Exercise input:
——
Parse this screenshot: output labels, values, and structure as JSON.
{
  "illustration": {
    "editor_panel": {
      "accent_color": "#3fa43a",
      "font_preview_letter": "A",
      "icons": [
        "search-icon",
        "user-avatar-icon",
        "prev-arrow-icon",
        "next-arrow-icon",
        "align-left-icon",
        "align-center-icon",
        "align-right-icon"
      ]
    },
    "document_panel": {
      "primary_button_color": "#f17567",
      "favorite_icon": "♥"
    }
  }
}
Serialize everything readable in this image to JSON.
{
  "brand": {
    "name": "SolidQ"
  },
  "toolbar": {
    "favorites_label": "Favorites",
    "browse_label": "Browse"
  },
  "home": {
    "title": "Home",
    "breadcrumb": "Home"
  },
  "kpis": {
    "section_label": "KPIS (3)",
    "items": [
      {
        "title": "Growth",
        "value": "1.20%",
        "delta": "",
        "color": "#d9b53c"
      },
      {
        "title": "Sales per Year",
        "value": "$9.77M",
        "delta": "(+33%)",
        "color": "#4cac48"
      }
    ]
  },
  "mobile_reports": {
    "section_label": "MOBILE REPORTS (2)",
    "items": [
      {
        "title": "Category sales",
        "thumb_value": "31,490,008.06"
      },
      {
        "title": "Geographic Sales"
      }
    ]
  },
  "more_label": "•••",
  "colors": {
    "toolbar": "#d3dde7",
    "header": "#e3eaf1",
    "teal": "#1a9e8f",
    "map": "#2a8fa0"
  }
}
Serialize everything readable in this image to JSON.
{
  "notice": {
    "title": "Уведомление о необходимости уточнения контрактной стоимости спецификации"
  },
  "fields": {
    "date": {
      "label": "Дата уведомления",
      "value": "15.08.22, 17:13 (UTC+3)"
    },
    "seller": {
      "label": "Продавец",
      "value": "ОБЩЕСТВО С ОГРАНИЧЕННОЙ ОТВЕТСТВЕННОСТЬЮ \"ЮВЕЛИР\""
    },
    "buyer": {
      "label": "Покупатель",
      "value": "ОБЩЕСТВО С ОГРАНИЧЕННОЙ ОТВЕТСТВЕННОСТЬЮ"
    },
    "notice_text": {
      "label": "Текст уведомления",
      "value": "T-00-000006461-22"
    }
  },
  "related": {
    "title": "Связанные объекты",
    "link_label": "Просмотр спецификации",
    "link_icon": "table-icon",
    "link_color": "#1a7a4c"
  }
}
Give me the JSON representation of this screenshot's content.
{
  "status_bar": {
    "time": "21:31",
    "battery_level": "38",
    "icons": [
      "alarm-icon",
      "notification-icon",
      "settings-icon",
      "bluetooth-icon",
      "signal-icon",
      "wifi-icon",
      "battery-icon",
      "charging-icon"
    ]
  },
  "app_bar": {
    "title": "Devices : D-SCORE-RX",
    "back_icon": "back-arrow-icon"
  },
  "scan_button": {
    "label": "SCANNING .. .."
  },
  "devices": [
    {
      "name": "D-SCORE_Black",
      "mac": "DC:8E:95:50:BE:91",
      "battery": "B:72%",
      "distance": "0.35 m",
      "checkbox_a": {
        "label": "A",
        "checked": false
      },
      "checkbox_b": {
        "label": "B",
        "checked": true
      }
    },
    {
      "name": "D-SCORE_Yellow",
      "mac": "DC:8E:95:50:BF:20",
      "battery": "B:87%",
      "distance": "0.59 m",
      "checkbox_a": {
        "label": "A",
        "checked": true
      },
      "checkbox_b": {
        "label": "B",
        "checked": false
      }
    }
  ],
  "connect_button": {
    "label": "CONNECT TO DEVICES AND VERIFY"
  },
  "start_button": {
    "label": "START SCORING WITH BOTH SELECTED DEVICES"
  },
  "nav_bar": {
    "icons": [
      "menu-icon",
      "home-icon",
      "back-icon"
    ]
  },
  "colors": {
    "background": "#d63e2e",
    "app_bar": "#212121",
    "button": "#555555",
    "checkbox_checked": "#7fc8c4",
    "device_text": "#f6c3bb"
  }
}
——
Work to be completed: Please quote the records above exactly, without skipping a line.

The reply:
Parse this screenshot: output labels, values, and structure as JSON.
{
  "illustration": {
    "editor_panel": {
      "accent_color": "#3fa43a",
      "font_preview_letter": "A",
      "icons": [
        "search-icon",
        "user-avatar-icon",
        "prev-arrow-icon",
        "next-arrow-icon",
        "align-left-icon",
        "align-center-icon",
        "align-right-icon"
      ]
    },
    "document_panel": {
      "primary_button_color": "#f17567",
      "favorite_icon": "♥"
    }
  }
}
Serialize everything readable in this image to JSON.
{
  "brand": {
    "name": "SolidQ"
  },
  "toolbar": {
    "favorites_label": "Favorites",
    "browse_label": "Browse"
  },
  "home": {
    "title": "Home",
    "breadcrumb": "Home"
  },
  "kpis": {
    "section_label": "KPIS (3)",
    "items": [
      {
        "title": "Growth",
        "value": "1.20%",
        "delta": "",
        "color": "#d9b53c"
      },
      {
        "title": "Sales per Year",
        "value": "$9.77M",
        "delta": "(+33%)",
        "color": "#4cac48"
      }
    ]
  },
  "mobile_reports": {
    "section_label": "MOBILE REPORTS (2)",
    "items": [
      {
        "title": "Category sales",
        "thumb_value": "31,490,008.06"
      },
      {
        "title": "Geographic Sales"
      }
    ]
  },
  "more_label": "•••",
  "colors": {
    "toolbar": "#d3dde7",
    "header": "#e3eaf1",
    "teal": "#1a9e8f",
    "map": "#2a8fa0"
  }
}
Serialize everything readable in this image to JSON.
{
  "notice": {
    "title": "Уведомление о необходимости уточнения контрактной стоимости спецификации"
  },
  "fields": {
    "date": {
      "label": "Дата уведомления",
      "value": "15.08.22, 17:13 (UTC+3)"
    },
    "seller": {
      "label": "Продавец",
      "value": "ОБЩЕСТВО С ОГРАНИЧЕННОЙ ОТВЕТСТВЕННОСТЬЮ \"ЮВЕЛИР\""
    },
    "buyer": {
      "label": "Покупатель",
      "value": "ОБЩЕСТВО С ОГРАНИЧЕННОЙ ОТВЕТСТВЕННОСТЬЮ"
    },
    "notice_text": {
      "label": "Текст уведомления",
      "value": "T-00-000006461-22"
    }
  },
  "related": {
    "title": "Связанные объекты",
    "link_label": "Просмотр спецификации",
    "link_icon": "table-icon",
    "link_color": "#1a7a4c"
  }
}
Give me the JSON representation of this screenshot's content.
{
  "status_bar": {
    "time": "21:31",
    "battery_level": "38",
    "icons": [
      "alarm-icon",
      "notification-icon",
      "settings-icon",
      "bluetooth-icon",
      "signal-icon",
      "wifi-icon",
      "battery-icon",
      "charging-icon"
    ]
  },
  "app_bar": {
    "title": "Devices : D-SCORE-RX",
    "back_icon": "back-arrow-icon"
  },
  "scan_button": {
    "label": "SCANNING .. .."
  },
  "devices": [
    {
      "name": "D-SCORE_Black",
      "mac": "DC:8E:95:50:BE:91",
      "battery": "B:72%",
      "distance": "0.35 m",
      "checkbox_a": {
        "label": "A",
        "checked": false
      },
      "checkbox_b": {
        "label": "B",
        "checked": true
      }
    },
    {
      "name": "D-SCORE_Yellow",
      "mac": "DC:8E:95:50:BF:20",
      "battery": "B:87%",
      "distance": "0.59 m",
      "checkbox_a": {
        "label": "A",
        "checked": true
      },
      "checkbox_b": {
        "label": "B",
        "checked": false
      }
    }
  ],
  "connect_button": {
    "label": "CONNECT TO DEVICES AND VERIFY"
  },
  "start_button": {
    "label": "START SCORING WITH BOTH SELECTED DEVICES"
  },
  "nav_bar": {
    "icons": [
      "menu-icon",
      "home-icon",
      "back-icon"
    ]
  },
  "colors": {
    "background": "#d63e2e",
    "app_bar": "#212121",
    "button": "#555555",
    "checkbox_checked": "#7fc8c4",
    "device_text": "#f6c3bb"
  }
}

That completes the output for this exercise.